### EXERCISE AIM
Type the records out again in full, exactly.

==== EXTRACTED RECORDS

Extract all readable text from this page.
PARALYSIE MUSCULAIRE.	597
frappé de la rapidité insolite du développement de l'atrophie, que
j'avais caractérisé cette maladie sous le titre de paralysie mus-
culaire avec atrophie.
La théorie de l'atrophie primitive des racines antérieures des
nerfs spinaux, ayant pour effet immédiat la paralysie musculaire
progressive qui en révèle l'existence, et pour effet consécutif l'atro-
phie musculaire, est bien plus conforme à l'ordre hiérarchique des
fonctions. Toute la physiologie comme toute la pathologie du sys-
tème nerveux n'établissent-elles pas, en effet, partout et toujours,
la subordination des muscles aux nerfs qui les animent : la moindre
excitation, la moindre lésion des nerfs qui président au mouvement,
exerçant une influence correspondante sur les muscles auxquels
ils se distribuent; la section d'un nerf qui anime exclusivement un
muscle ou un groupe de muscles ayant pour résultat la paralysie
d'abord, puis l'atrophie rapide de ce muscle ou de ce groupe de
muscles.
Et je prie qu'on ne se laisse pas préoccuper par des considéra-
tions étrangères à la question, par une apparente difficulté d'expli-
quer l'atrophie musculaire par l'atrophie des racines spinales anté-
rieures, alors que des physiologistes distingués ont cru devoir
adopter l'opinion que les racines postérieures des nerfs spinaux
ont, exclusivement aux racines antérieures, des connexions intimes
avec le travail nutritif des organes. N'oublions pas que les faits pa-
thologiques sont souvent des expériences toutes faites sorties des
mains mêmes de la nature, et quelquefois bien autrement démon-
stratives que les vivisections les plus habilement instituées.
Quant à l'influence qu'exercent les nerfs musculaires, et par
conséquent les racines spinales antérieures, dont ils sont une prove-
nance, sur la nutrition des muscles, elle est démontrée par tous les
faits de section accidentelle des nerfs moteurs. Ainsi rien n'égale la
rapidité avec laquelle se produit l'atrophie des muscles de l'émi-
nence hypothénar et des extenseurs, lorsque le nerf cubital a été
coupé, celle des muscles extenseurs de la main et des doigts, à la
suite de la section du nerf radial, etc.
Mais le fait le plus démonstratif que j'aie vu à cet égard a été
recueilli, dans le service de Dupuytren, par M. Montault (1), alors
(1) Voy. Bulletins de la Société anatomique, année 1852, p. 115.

========

### WRITTEN ANSWER
Extract all readable text from this page.
PARALYSIE MUSCULAIRE.	597
frappé de la rapidité insolite du développement de l'atrophie, que
j'avais caractérisé cette maladie sous le titre de paralysie mus-
culaire avec atrophie.
La théorie de l'atrophie primitive des racines antérieures des
nerfs spinaux, ayant pour effet immédiat la paralysie musculaire
progressive qui en révèle l'existence, et pour effet consécutif l'atro-
phie musculaire, est bien plus conforme à l'ordre hiérarchique des
fonctions. Toute la physiologie comme toute la pathologie du sys-
tème nerveux n'établissent-elles pas, en effet, partout et toujours,
la subordination des muscles aux nerfs qui les animent : la moindre
excitation, la moindre lésion des nerfs qui président au mouvement,
exerçant une influence correspondante sur les muscles auxquels
ils se distribuent; la section d'un nerf qui anime exclusivement un
muscle ou un groupe de muscles ayant pour résultat la paralysie
d'abord, puis l'atrophie rapide de ce muscle ou de ce groupe de
muscles.
Et je prie qu'on ne se laisse pas préoccuper par des considéra-
tions étrangères à la question, par une apparente difficulté d'expli-
quer l'atrophie musculaire par l'atrophie des racines spinales anté-
rieures, alors que des physiologistes distingués ont cru devoir
adopter l'opinion que les racines postérieures des nerfs spinaux
ont, exclusivement aux racines antérieures, des connexions intimes
avec le travail nutritif des organes. N'oublions pas que les faits pa-
thologiques sont souvent des expériences toutes faites sorties des
mains mêmes de la nature, et quelquefois bien autrement démon-
stratives que les vivisections les plus habilement instituées.
Quant à l'influence qu'exercent les nerfs musculaires, et par
conséquent les racines spinales antérieures, dont ils sont une prove-
nance, sur la nutrition des muscles, elle est démontrée par tous les
faits de section accidentelle des nerfs moteurs. Ainsi rien n'égale la
rapidité avec laquelle se produit l'atrophie des muscles de l'émi-
nence hypothénar et des extenseurs, lorsque le nerf cubital a été
coupé, celle des muscles extenseurs de la main et des doigts, à la
suite de la section du nerf radial, etc.
Mais le fait le plus démonstratif que j'aie vu à cet égard a été
recueilli, dans le service de Dupuytren, par M. Montault (1), alors
(1) Voy. Bulletins de la Société anatomique, année 1852, p. 115.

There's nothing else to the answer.